GIVEN INSTRUCTION: The records that follow should be retyped word for word.

MATERIAL TO PROCESS:

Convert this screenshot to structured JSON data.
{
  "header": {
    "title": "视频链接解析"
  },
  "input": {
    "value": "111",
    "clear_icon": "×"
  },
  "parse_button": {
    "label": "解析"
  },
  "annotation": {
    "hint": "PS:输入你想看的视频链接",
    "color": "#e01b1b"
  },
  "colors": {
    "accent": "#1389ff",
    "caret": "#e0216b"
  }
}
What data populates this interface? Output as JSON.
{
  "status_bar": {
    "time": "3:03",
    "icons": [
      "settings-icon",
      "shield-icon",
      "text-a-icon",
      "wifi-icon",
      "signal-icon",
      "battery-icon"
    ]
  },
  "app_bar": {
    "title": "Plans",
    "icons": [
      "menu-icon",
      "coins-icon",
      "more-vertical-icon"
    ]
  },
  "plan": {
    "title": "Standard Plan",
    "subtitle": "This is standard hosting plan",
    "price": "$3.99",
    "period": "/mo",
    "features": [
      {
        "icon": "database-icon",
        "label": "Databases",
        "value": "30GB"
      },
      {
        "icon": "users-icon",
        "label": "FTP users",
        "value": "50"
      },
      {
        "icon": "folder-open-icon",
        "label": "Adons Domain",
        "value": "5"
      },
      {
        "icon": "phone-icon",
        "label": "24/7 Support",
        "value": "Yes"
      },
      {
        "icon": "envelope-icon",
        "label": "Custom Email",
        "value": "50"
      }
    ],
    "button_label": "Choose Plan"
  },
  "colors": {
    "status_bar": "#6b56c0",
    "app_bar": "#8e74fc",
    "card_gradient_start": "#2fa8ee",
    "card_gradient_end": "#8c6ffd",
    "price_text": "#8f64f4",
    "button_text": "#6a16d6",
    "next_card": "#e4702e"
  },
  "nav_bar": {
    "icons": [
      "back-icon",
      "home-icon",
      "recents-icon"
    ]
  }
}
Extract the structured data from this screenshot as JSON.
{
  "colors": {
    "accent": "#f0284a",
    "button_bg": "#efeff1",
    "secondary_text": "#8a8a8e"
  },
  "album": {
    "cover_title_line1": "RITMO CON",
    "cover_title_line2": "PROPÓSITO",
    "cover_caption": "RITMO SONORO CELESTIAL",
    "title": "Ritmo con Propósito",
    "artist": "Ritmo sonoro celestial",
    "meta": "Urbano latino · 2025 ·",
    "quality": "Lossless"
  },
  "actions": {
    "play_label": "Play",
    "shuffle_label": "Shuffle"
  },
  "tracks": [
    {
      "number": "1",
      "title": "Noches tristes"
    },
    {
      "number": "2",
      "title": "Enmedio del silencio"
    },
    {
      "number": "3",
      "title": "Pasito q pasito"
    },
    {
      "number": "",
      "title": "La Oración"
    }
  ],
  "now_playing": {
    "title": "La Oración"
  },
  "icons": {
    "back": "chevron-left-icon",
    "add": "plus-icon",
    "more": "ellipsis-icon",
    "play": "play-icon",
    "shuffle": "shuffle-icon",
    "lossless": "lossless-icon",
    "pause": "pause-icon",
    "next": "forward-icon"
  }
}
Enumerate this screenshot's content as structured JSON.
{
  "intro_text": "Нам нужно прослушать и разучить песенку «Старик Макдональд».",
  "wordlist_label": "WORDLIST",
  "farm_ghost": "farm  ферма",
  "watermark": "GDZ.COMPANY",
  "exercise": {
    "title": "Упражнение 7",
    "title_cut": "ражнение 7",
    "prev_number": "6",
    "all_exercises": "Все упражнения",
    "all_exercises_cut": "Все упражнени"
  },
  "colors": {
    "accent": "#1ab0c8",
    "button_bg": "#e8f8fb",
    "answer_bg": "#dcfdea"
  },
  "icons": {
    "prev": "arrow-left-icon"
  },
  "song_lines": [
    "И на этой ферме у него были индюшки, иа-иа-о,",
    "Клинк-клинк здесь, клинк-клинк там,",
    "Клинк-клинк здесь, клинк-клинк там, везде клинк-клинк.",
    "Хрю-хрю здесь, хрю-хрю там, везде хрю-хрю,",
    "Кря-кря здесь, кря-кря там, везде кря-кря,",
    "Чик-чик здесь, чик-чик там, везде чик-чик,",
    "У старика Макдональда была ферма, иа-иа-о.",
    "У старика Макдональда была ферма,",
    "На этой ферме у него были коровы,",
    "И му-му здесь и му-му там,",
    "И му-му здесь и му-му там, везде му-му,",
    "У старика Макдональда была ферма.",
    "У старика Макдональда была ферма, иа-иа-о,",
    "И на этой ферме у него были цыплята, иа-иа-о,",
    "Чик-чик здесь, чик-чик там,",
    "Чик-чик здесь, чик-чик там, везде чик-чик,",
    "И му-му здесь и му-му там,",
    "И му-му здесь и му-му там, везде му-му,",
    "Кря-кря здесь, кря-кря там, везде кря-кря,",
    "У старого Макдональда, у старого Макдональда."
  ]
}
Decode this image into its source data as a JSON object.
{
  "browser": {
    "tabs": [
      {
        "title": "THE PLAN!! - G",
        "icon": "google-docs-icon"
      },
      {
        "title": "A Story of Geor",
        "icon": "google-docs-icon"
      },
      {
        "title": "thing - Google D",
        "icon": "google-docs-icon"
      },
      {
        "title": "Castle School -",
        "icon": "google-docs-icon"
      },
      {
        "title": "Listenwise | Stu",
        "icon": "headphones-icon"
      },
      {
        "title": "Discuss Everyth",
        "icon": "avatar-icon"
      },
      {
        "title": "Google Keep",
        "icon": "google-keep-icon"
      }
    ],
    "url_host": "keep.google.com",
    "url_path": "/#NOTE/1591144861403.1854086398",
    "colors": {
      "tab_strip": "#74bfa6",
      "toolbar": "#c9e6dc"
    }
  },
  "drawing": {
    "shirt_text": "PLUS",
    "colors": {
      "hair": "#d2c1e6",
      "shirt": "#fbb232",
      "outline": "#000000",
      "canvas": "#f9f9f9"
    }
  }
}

CORRECT RESULT:
Convert this screenshot to structured JSON data.
{
  "header": {
    "title": "视频链接解析"
  },
  "input": {
    "value": "111",
    "clear_icon": "×"
  },
  "parse_button": {
    "label": "解析"
  },
  "annotation": {
    "hint": "PS:输入你想看的视频链接",
    "color": "#e01b1b"
  },
  "colors": {
    "accent": "#1389ff",
    "caret": "#e0216b"
  }
}
What data populates this interface? Output as JSON.
{
  "status_bar": {
    "time": "3:03",
    "icons": [
      "settings-icon",
      "shield-icon",
      "text-a-icon",
      "wifi-icon",
      "signal-icon",
      "battery-icon"
    ]
  },
  "app_bar": {
    "title": "Plans",
    "icons": [
      "menu-icon",
      "coins-icon",
      "more-vertical-icon"
    ]
  },
  "plan": {
    "title": "Standard Plan",
    "subtitle": "This is standard hosting plan",
    "price": "$3.99",
    "period": "/mo",
    "features": [
      {
        "icon": "database-icon",
        "label": "Databases",
        "value": "30GB"
      },
      {
        "icon": "users-icon",
        "label": "FTP users",
        "value": "50"
      },
      {
        "icon": "folder-open-icon",
        "label": "Adons Domain",
        "value": "5"
      },
      {
        "icon": "phone-icon",
        "label": "24/7 Support",
        "value": "Yes"
      },
      {
        "icon": "envelope-icon",
        "label": "Custom Email",
        "value": "50"
      }
    ],
    "button_label": "Choose Plan"
  },
  "colors": {
    "status_bar": "#6b56c0",
    "app_bar": "#8e74fc",
    "card_gradient_start": "#2fa8ee",
    "card_gradient_end": "#8c6ffd",
    "price_text": "#8f64f4",
    "button_text": "#6a16d6",
    "next_card": "#e4702e"
  },
  "nav_bar": {
    "icons": [
      "back-icon",
      "home-icon",
      "recents-icon"
    ]
  }
}
Extract the structured data from this screenshot as JSON.
{
  "colors": {
    "accent": "#f0284a",
    "button_bg": "#efeff1",
    "secondary_text": "#8a8a8e"
  },
  "album": {
    "cover_title_line1": "RITMO CON",
    "cover_title_line2": "PROPÓSITO",
    "cover_caption": "RITMO SONORO CELESTIAL",
    "title": "Ritmo con Propósito",
    "artist": "Ritmo sonoro celestial",
    "meta": "Urbano latino · 2025 ·",
    "quality": "Lossless"
  },
  "actions": {
    "play_label": "Play",
    "shuffle_label": "Shuffle"
  },
  "tracks": [
    {
      "number": "1",
      "title": "Noches tristes"
    },
    {
      "number": "2",
      "title": "Enmedio del silencio"
    },
    {
      "number": "3",
      "title": "Pasito q pasito"
    },
    {
      "number": "",
      "title": "La Oración"
    }
  ],
  "now_playing": {
    "title": "La Oración"
  },
  "icons": {
    "back": "chevron-left-icon",
    "add": "plus-icon",
    "more": "ellipsis-icon",
    "play": "play-icon",
    "shuffle": "shuffle-icon",
    "lossless": "lossless-icon",
    "pause": "pause-icon",
    "next": "forward-icon"
  }
}
Enumerate this screenshot's content as structured JSON.
{
  "intro_text": "Нам нужно прослушать и разучить песенку «Старик Макдональд».",
  "wordlist_label": "WORDLIST",
  "farm_ghost": "farm  ферма",
  "watermark": "GDZ.COMPANY",
  "exercise": {
    "title": "Упражнение 7",
    "title_cut": "ражнение 7",
    "prev_number": "6",
    "all_exercises": "Все упражнения",
    "all_exercises_cut": "Все упражнени"
  },
  "colors": {
    "accent": "#1ab0c8",
    "button_bg": "#e8f8fb",
    "answer_bg": "#dcfdea"
  },
  "icons": {
    "prev": "arrow-left-icon"
  },
  "song_lines": [
    "И на этой ферме у него были индюшки, иа-иа-о,",
    "Клинк-клинк здесь, клинк-клинк там,",
    "Клинк-клинк здесь, клинк-клинк там, везде клинк-клинк.",
    "Хрю-хрю здесь, хрю-хрю там, везде хрю-хрю,",
    "Кря-кря здесь, кря-кря там, везде кря-кря,",
    "Чик-чик здесь, чик-чик там, везде чик-чик,",
    "У старика Макдональда была ферма, иа-иа-о.",
    "У старика Макдональда была ферма,",
    "На этой ферме у него были коровы,",
    "И му-му здесь и му-му там,",
    "И му-му здесь и му-му там, везде му-му,",
    "У старика Макдональда была ферма.",
    "У старика Макдональда была ферма, иа-иа-о,",
    "И на этой ферме у него были цыплята, иа-иа-о,",
    "Чик-чик здесь, чик-чик там,",
    "Чик-чик здесь, чик-чик там, везде чик-чик,",
    "И му-му здесь и му-му там,",
    "И му-му здесь и му-му там, везде му-му,",
    "Кря-кря здесь, кря-кря там, везде кря-кря,",
    "У старого Макдональда, у старого Макдональда."
  ]
}
Decode this image into its source data as a JSON object.
{
  "browser": {
    "tabs": [
      {
        "title": "THE PLAN!! - G",
        "icon": "google-docs-icon"
      },
      {
        "title": "A Story of Geor",
        "icon": "google-docs-icon"
      },
      {
        "title": "thing - Google D",
        "icon": "google-docs-icon"
      },
      {
        "title": "Castle School -",
        "icon": "google-docs-icon"
      },
      {
        "title": "Listenwise | Stu",
        "icon": "headphones-icon"
      },
      {
        "title": "Discuss Everyth",
        "icon": "avatar-icon"
      },
      {
        "title": "Google Keep",
        "icon": "google-keep-icon"
      }
    ],
    "url_host": "keep.google.com",
    "url_path": "/#NOTE/1591144861403.1854086398",
    "colors": {
      "tab_strip": "#74bfa6",
      "toolbar": "#c9e6dc"
    }
  },
  "drawing": {
    "shirt_text": "PLUS",
    "colors": {
      "hair": "#d2c1e6",
      "shirt": "#fbb232",
      "outline": "#000000",
      "canvas": "#f9f9f9"
    }
  }
}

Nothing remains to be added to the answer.